▸ **DATA FOR THIS EXERCISE**:

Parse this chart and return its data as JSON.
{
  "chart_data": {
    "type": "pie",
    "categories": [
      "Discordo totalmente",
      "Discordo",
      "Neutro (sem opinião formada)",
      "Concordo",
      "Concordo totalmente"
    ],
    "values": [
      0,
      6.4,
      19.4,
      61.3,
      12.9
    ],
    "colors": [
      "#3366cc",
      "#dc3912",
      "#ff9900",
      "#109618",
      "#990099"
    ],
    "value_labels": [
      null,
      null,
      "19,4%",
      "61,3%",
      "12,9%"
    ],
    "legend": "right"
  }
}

==

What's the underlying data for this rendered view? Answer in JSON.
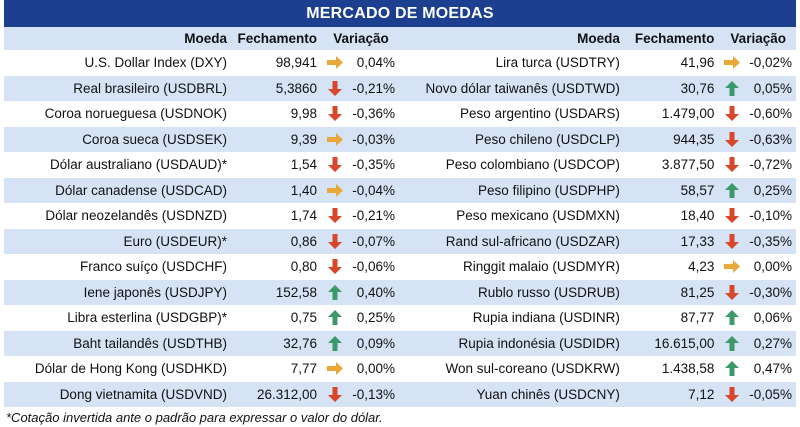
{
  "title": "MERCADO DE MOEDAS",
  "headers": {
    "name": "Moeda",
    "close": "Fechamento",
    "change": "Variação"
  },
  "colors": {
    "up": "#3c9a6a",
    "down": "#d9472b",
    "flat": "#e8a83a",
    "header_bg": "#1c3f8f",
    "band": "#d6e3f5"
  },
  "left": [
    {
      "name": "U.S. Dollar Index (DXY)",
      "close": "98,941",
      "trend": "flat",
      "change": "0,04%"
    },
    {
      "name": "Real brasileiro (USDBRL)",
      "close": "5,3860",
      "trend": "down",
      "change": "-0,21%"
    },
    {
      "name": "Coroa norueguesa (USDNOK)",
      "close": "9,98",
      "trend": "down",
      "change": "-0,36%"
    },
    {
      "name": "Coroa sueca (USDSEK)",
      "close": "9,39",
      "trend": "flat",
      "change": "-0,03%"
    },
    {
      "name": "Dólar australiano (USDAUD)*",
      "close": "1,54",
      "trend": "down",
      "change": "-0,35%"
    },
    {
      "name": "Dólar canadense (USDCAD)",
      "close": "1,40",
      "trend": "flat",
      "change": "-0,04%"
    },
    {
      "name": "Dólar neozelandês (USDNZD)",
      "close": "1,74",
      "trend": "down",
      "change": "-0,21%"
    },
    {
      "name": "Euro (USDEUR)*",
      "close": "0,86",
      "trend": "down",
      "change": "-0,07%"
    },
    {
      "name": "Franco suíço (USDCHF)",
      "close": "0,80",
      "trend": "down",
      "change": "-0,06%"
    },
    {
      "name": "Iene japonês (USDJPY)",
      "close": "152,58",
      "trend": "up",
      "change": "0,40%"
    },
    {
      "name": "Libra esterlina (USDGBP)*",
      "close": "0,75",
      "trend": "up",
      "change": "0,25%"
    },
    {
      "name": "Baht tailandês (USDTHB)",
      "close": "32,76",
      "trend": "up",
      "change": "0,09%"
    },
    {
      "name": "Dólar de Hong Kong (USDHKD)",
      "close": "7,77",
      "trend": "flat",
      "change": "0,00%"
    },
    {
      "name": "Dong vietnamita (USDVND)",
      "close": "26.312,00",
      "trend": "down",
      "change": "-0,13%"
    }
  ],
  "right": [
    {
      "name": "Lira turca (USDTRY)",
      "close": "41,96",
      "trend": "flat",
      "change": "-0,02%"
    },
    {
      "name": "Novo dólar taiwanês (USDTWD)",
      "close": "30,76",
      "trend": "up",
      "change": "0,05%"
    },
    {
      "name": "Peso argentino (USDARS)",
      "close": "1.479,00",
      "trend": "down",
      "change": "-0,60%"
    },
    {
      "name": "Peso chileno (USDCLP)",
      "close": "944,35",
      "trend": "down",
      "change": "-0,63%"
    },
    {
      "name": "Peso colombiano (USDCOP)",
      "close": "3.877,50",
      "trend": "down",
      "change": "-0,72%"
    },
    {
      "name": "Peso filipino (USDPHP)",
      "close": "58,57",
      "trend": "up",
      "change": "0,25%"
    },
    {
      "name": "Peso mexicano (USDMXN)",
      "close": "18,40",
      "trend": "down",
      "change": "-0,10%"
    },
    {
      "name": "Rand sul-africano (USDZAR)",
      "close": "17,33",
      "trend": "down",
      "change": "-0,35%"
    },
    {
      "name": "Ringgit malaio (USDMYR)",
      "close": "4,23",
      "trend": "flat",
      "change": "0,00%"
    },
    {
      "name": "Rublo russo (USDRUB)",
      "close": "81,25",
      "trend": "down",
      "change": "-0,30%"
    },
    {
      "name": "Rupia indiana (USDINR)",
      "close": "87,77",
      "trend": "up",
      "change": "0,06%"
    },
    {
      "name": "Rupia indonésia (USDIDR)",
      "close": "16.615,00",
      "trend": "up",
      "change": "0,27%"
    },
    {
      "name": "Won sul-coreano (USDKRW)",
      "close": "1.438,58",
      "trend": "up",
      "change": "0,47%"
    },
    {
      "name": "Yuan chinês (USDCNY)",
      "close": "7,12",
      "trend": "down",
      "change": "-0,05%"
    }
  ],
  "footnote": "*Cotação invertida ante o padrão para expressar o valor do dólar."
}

▸ **CHALLENGE**: Across the entries, how many lines contain "Rupia"? Reply with the number only.

▸ **THE RESPONSE**: 2